> **DATA TO USE**
──────────────────────────────

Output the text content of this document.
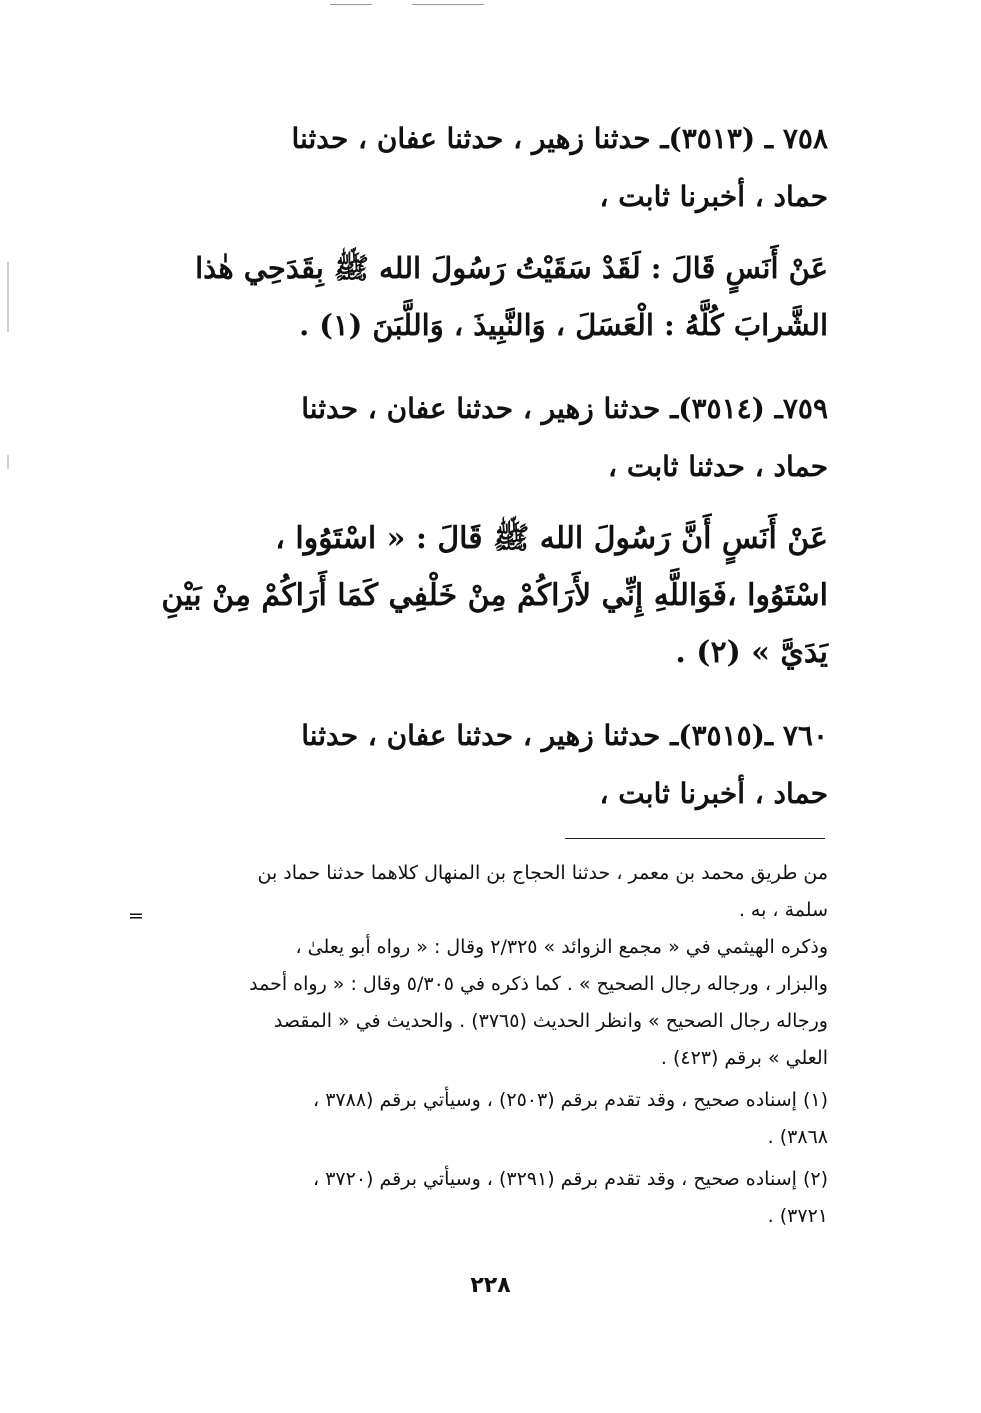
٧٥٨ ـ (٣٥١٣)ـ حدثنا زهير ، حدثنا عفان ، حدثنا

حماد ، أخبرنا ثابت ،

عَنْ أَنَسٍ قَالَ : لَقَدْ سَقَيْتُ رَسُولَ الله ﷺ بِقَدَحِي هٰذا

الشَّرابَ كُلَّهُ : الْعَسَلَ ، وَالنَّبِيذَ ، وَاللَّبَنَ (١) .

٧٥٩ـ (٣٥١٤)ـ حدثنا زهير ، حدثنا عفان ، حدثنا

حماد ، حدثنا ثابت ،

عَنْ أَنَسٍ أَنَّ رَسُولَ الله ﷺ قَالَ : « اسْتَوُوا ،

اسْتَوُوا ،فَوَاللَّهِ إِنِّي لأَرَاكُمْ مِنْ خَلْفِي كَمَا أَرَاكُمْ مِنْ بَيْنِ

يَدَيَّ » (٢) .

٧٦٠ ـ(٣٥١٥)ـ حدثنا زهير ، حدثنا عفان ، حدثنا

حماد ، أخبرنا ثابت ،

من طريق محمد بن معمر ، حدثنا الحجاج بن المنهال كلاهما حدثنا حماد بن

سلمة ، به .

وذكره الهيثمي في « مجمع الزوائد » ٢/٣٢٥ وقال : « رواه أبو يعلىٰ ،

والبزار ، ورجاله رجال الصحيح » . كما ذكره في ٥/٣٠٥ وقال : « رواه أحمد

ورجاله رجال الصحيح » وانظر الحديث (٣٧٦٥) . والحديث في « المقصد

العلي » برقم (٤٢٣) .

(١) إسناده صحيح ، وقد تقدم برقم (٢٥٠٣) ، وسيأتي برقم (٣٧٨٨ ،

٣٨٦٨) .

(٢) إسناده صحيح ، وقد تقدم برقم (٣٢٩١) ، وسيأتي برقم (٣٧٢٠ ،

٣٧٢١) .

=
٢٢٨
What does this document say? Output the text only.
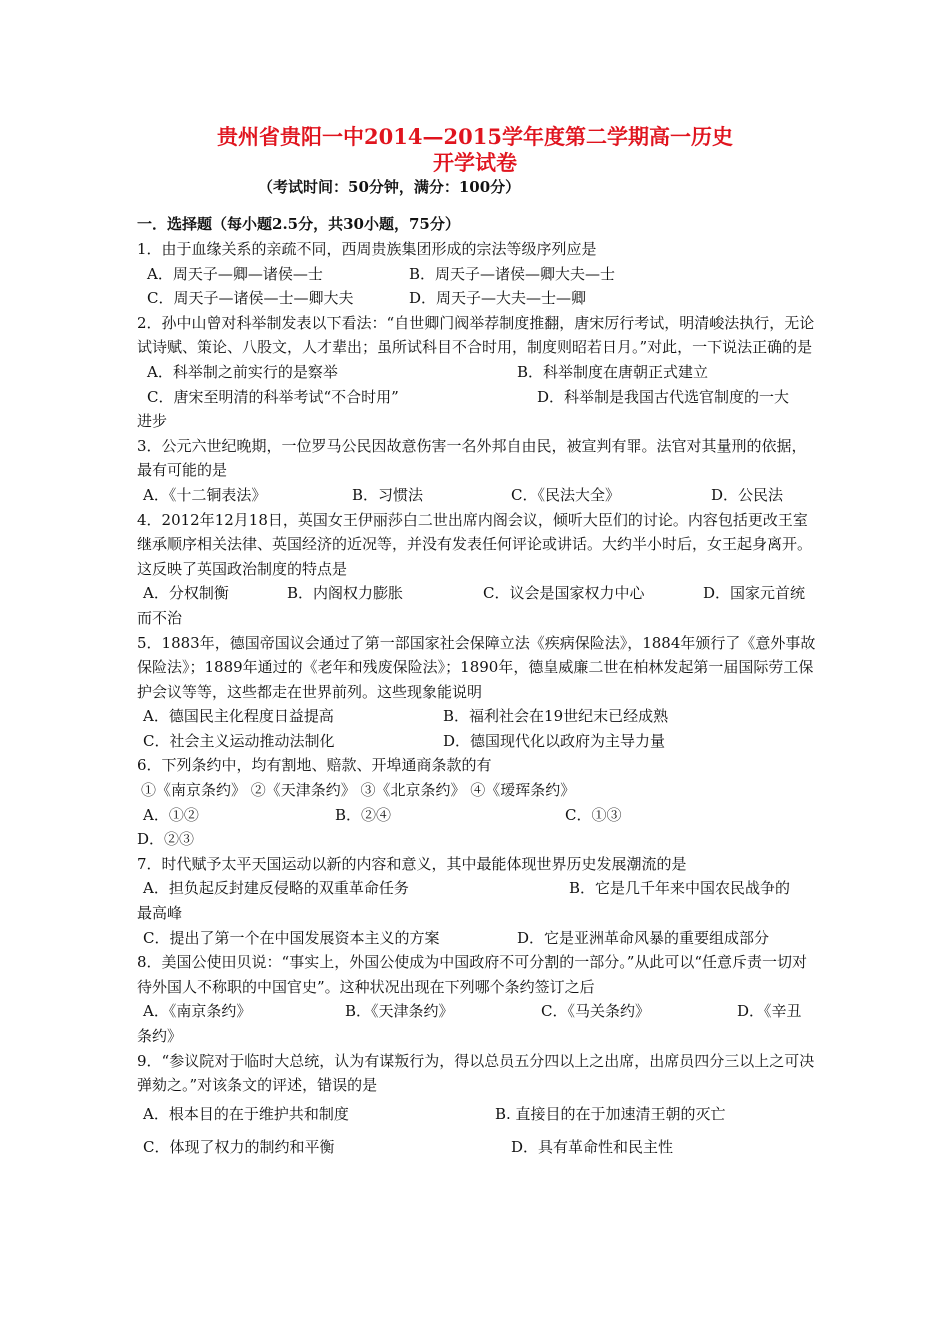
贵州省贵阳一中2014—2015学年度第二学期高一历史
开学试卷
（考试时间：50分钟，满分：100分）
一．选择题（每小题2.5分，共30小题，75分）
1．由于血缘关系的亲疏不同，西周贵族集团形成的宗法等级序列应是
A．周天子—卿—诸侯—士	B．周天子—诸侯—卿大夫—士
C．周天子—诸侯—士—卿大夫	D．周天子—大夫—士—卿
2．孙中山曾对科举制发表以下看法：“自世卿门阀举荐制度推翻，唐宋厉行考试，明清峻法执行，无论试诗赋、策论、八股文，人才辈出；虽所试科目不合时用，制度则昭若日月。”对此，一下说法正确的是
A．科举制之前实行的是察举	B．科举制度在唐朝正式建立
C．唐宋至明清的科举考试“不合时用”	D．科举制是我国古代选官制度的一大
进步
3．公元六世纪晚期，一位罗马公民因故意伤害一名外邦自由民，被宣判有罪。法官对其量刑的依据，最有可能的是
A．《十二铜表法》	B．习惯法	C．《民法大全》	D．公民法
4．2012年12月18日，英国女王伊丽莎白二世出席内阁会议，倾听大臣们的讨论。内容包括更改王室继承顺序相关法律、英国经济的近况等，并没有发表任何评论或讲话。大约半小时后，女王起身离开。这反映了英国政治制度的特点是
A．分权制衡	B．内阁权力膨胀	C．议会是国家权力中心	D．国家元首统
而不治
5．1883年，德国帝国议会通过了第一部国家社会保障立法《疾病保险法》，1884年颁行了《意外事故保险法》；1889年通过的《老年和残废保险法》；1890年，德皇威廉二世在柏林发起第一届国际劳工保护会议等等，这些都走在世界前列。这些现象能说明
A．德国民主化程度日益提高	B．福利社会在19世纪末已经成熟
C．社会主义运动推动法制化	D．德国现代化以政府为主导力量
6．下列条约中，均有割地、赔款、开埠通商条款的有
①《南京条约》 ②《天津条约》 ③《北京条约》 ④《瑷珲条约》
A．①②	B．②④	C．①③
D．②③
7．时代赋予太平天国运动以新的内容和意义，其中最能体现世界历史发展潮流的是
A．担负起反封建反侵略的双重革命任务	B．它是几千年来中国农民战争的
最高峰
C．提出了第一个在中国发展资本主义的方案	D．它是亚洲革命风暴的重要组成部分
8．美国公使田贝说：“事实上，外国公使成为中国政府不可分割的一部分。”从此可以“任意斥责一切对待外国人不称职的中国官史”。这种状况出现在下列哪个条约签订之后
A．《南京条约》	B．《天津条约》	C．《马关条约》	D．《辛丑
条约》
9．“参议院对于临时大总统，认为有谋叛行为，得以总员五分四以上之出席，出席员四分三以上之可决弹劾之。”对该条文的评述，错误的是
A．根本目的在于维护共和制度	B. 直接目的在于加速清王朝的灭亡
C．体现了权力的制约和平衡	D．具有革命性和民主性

──────────────────────────────

> **GOAL OF THE EXERCISE**
Leave out the pictures and restate everything else word for word.

> **TASK ANSWER**
Output the text content of this document.
٧٥٨ ـ (٣٥١٣)ـ حدثنا زهير ، حدثنا عفان ، حدثنا

حماد ، أخبرنا ثابت ،

عَنْ أَنَسٍ قَالَ : لَقَدْ سَقَيْتُ رَسُولَ الله ﷺ بِقَدَحِي هٰذا

الشَّرابَ كُلَّهُ : الْعَسَلَ ، وَالنَّبِيذَ ، وَاللَّبَنَ (١) .

٧٥٩ـ (٣٥١٤)ـ حدثنا زهير ، حدثنا عفان ، حدثنا

حماد ، حدثنا ثابت ،

عَنْ أَنَسٍ أَنَّ رَسُولَ الله ﷺ قَالَ : « اسْتَوُوا ،

اسْتَوُوا ،فَوَاللَّهِ إِنِّي لأَرَاكُمْ مِنْ خَلْفِي كَمَا أَرَاكُمْ مِنْ بَيْنِ

يَدَيَّ » (٢) .

٧٦٠ ـ(٣٥١٥)ـ حدثنا زهير ، حدثنا عفان ، حدثنا

حماد ، أخبرنا ثابت ،

من طريق محمد بن معمر ، حدثنا الحجاج بن المنهال كلاهما حدثنا حماد بن

سلمة ، به .

وذكره الهيثمي في « مجمع الزوائد » ٢/٣٢٥ وقال : « رواه أبو يعلىٰ ،

والبزار ، ورجاله رجال الصحيح » . كما ذكره في ٥/٣٠٥ وقال : « رواه أحمد

ورجاله رجال الصحيح » وانظر الحديث (٣٧٦٥) . والحديث في « المقصد

العلي » برقم (٤٢٣) .

(١) إسناده صحيح ، وقد تقدم برقم (٢٥٠٣) ، وسيأتي برقم (٣٧٨٨ ،

٣٨٦٨) .

(٢) إسناده صحيح ، وقد تقدم برقم (٣٢٩١) ، وسيأتي برقم (٣٧٢٠ ،

٣٧٢١) .

=
٢٢٨
What does this document say? Output the text only.
贵州省贵阳一中2014—2015学年度第二学期高一历史
开学试卷
（考试时间：50分钟，满分：100分）
一．选择题（每小题2.5分，共30小题，75分）
1．由于血缘关系的亲疏不同，西周贵族集团形成的宗法等级序列应是
A．周天子—卿—诸侯—士	B．周天子—诸侯—卿大夫—士
C．周天子—诸侯—士—卿大夫	D．周天子—大夫—士—卿
2．孙中山曾对科举制发表以下看法：“自世卿门阀举荐制度推翻，唐宋厉行考试，明清峻法执行，无论试诗赋、策论、八股文，人才辈出；虽所试科目不合时用，制度则昭若日月。”对此，一下说法正确的是
A．科举制之前实行的是察举	B．科举制度在唐朝正式建立
C．唐宋至明清的科举考试“不合时用”	D．科举制是我国古代选官制度的一大
进步
3．公元六世纪晚期，一位罗马公民因故意伤害一名外邦自由民，被宣判有罪。法官对其量刑的依据，最有可能的是
A．《十二铜表法》	B．习惯法	C．《民法大全》	D．公民法
4．2012年12月18日，英国女王伊丽莎白二世出席内阁会议，倾听大臣们的讨论。内容包括更改王室继承顺序相关法律、英国经济的近况等，并没有发表任何评论或讲话。大约半小时后，女王起身离开。这反映了英国政治制度的特点是
A．分权制衡	B．内阁权力膨胀	C．议会是国家权力中心	D．国家元首统
而不治
5．1883年，德国帝国议会通过了第一部国家社会保障立法《疾病保险法》，1884年颁行了《意外事故保险法》；1889年通过的《老年和残废保险法》；1890年，德皇威廉二世在柏林发起第一届国际劳工保护会议等等，这些都走在世界前列。这些现象能说明
A．德国民主化程度日益提高	B．福利社会在19世纪末已经成熟
C．社会主义运动推动法制化	D．德国现代化以政府为主导力量
6．下列条约中，均有割地、赔款、开埠通商条款的有
①《南京条约》 ②《天津条约》 ③《北京条约》 ④《瑷珲条约》
A．①②	B．②④	C．①③
D．②③
7．时代赋予太平天国运动以新的内容和意义，其中最能体现世界历史发展潮流的是
A．担负起反封建反侵略的双重革命任务	B．它是几千年来中国农民战争的
最高峰
C．提出了第一个在中国发展资本主义的方案	D．它是亚洲革命风暴的重要组成部分
8．美国公使田贝说：“事实上，外国公使成为中国政府不可分割的一部分。”从此可以“任意斥责一切对待外国人不称职的中国官史”。这种状况出现在下列哪个条约签订之后
A．《南京条约》	B．《天津条约》	C．《马关条约》	D．《辛丑
条约》
9．“参议院对于临时大总统，认为有谋叛行为，得以总员五分四以上之出席，出席员四分三以上之可决弹劾之。”对该条文的评述，错误的是
A．根本目的在于维护共和制度	B. 直接目的在于加速清王朝的灭亡
C．体现了权力的制约和平衡	D．具有革命性和民主性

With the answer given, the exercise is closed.